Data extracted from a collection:
"""
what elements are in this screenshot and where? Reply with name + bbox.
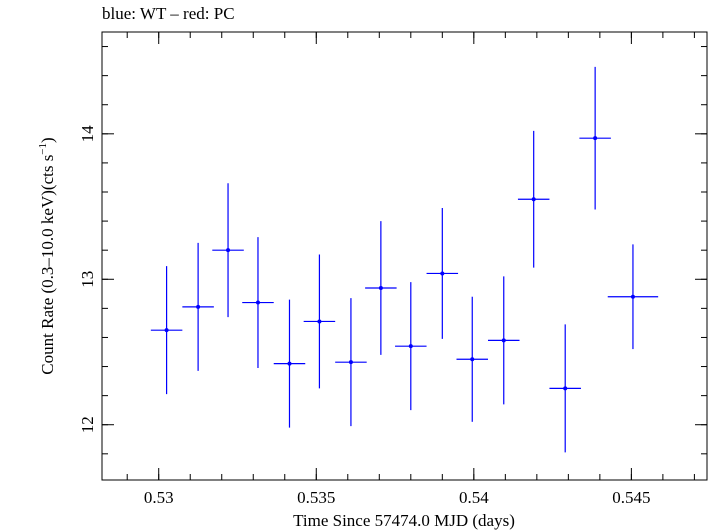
data-point [456,296,489,422]
data-point [150,266,183,395]
y-axis-label-main: Count Rate (0.3–10.0 keV)(cts s [38,155,57,375]
x-tick-label: 0.53 [144,488,174,507]
data-marker [226,248,231,253]
y-tick-label: 14 [78,125,97,143]
data-point [517,130,550,268]
chart-title: blue: WT – red: PC [102,4,235,23]
data-marker [287,361,292,366]
data-marker [378,286,383,290]
data-point [549,324,581,453]
x-ticks: 0.53 0.535 0.54 0.545 [126,32,695,507]
x-tick-label: 0.535 [297,488,335,507]
y-tick-label: 12 [78,416,97,433]
y-axis-label: Count Rate (0.3–10.0 keV)(cts s−1) [37,137,57,374]
data-marker [408,344,413,349]
data-marker [317,319,322,324]
data-point [365,221,397,355]
data-marker [196,304,201,309]
y-ticks: 12 13 14 [78,46,707,455]
data-marker [531,197,536,202]
data-marker [563,386,568,391]
y-tick-label: 13 [78,271,97,288]
data-marker [593,136,598,141]
plot-frame [101,31,708,481]
data-point [607,244,659,350]
data-point [212,183,244,318]
x-tick-label: 0.545 [612,488,650,507]
data-point [579,66,611,210]
data-point [395,282,427,411]
data-point [426,208,459,339]
data-marker [348,360,353,365]
data-points [150,66,659,453]
data-marker [164,328,169,333]
x-tick-label: 0.54 [459,488,489,507]
data-marker [255,300,260,305]
x-axis-label: Time Since 57474.0 MJD (days) [293,511,515,530]
y-axis-label-superscript: −1 [37,143,49,155]
data-marker [630,294,635,299]
data-marker [501,338,506,343]
data-point [335,298,367,427]
data-point [273,299,306,428]
data-point [303,254,336,389]
y-axis-label-end: ) [38,137,57,143]
data-marker [440,271,445,276]
data-point [182,242,214,371]
data-point [488,276,520,405]
data-point [242,237,274,368]
data-marker [470,357,475,362]
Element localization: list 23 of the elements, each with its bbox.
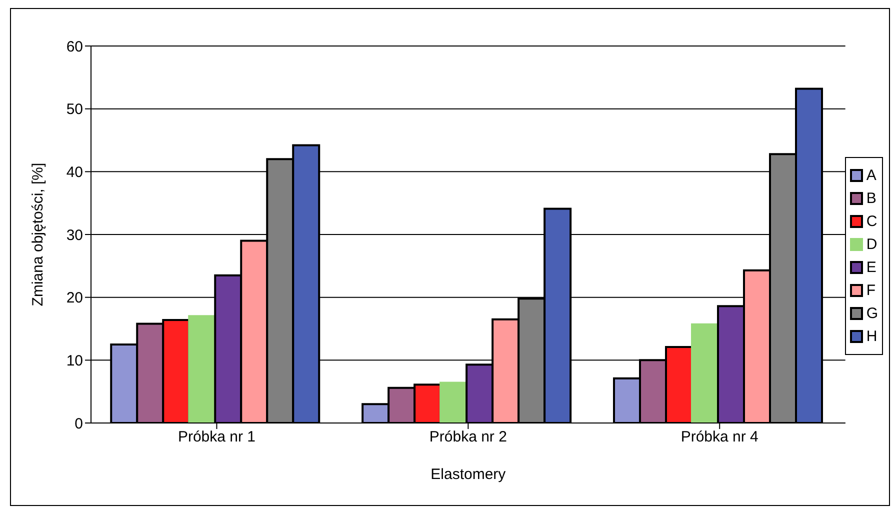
legend-label: E [866, 259, 876, 276]
bar [691, 323, 719, 423]
y-tick-label: 60 [66, 38, 83, 56]
y-tick-label: 0 [74, 415, 83, 432]
y-tick-label: 30 [66, 226, 83, 244]
x-tick-label: Próbka nr 1 [178, 428, 256, 446]
y-tick-label: 10 [66, 352, 83, 370]
x-tick-label: Próbka nr 2 [429, 428, 507, 446]
y-tick-label: 20 [66, 290, 83, 307]
y-tick-label: 50 [66, 101, 83, 118]
legend-label: F [866, 282, 876, 299]
bar [188, 315, 216, 423]
bar [440, 382, 468, 423]
legend-label: B [866, 190, 876, 207]
legend-label: D [866, 236, 878, 253]
y-tick-label: 40 [66, 164, 83, 181]
legend-label: H [866, 328, 878, 345]
x-tick-label: Próbka nr 4 [680, 428, 758, 446]
y-axis-title: Zmiana objętości, [%] [29, 162, 46, 306]
legend-label: C [866, 213, 878, 230]
legend-label: G [866, 305, 878, 322]
x-axis-title: Elastomery [430, 466, 506, 483]
legend-label: A [866, 167, 876, 184]
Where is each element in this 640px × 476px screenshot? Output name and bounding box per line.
"""
**Requirements**
Edit the rows above by replacing "bbox" with "bounding box" everywhere it occurs, changing nothing else. Leave the pictures out of your answer.

**Response**
what elements are in this screenshot and where? Reply with name + bounding box.
data-point [456,296,489,422]
data-point [150,266,183,395]
y-axis-label-main: Count Rate (0.3–10.0 keV)(cts s [38,155,57,375]
x-tick-label: 0.53 [144,488,174,507]
data-marker [226,248,231,253]
y-tick-label: 14 [78,125,97,143]
data-point [517,130,550,268]
chart-title: blue: WT – red: PC [102,4,235,23]
data-marker [287,361,292,366]
data-marker [378,286,383,290]
data-point [549,324,581,453]
x-ticks: 0.53 0.535 0.54 0.545 [126,32,695,507]
x-tick-label: 0.535 [297,488,335,507]
y-tick-label: 12 [78,416,97,433]
y-axis-label: Count Rate (0.3–10.0 keV)(cts s−1) [37,137,57,374]
data-marker [408,344,413,349]
data-marker [317,319,322,324]
data-point [365,221,397,355]
data-marker [196,304,201,309]
y-ticks: 12 13 14 [78,46,707,455]
data-marker [531,197,536,202]
data-marker [563,386,568,391]
y-tick-label: 13 [78,271,97,288]
data-marker [593,136,598,141]
plot-frame [101,31,708,481]
data-point [607,244,659,350]
data-point [212,183,244,318]
x-tick-label: 0.545 [612,488,650,507]
data-point [579,66,611,210]
data-point [395,282,427,411]
data-point [426,208,459,339]
data-marker [348,360,353,365]
data-points [150,66,659,453]
data-marker [164,328,169,333]
x-tick-label: 0.54 [459,488,489,507]
data-marker [255,300,260,305]
x-axis-label: Time Since 57474.0 MJD (days) [293,511,515,530]
y-axis-label-superscript: −1 [37,143,49,155]
data-marker [630,294,635,299]
data-marker [501,338,506,343]
data-point [335,298,367,427]
data-point [273,299,306,428]
data-point [303,254,336,389]
y-axis-label-end: ) [38,137,57,143]
data-marker [440,271,445,276]
data-point [182,242,214,371]
data-point [488,276,520,405]
data-point [242,237,274,368]
data-marker [470,357,475,362]
Element localization: list 23 of the elements, each with its bounding box.
legend-label: E [866, 259, 876, 276]
bar [691, 323, 719, 423]
y-tick-label: 60 [66, 38, 83, 56]
y-tick-label: 0 [74, 415, 83, 432]
y-tick-label: 30 [66, 226, 83, 244]
x-tick-label: Próbka nr 1 [178, 428, 256, 446]
y-tick-label: 10 [66, 352, 83, 370]
x-tick-label: Próbka nr 2 [429, 428, 507, 446]
y-tick-label: 20 [66, 290, 83, 307]
y-tick-label: 50 [66, 101, 83, 118]
legend-label: F [866, 282, 876, 299]
bar [188, 315, 216, 423]
bar [440, 382, 468, 423]
legend-label: B [866, 190, 876, 207]
legend-label: D [866, 236, 878, 253]
y-tick-label: 40 [66, 164, 83, 181]
legend-label: H [866, 328, 878, 345]
x-tick-label: Próbka nr 4 [680, 428, 758, 446]
y-axis-title: Zmiana objętości, [%] [29, 162, 46, 306]
legend-label: C [866, 213, 878, 230]
legend-label: G [866, 305, 878, 322]
x-axis-title: Elastomery [430, 466, 506, 483]
legend-label: A [866, 167, 876, 184]
Where is each element in this 640px × 476px screenshot? Output name and bounding box per line.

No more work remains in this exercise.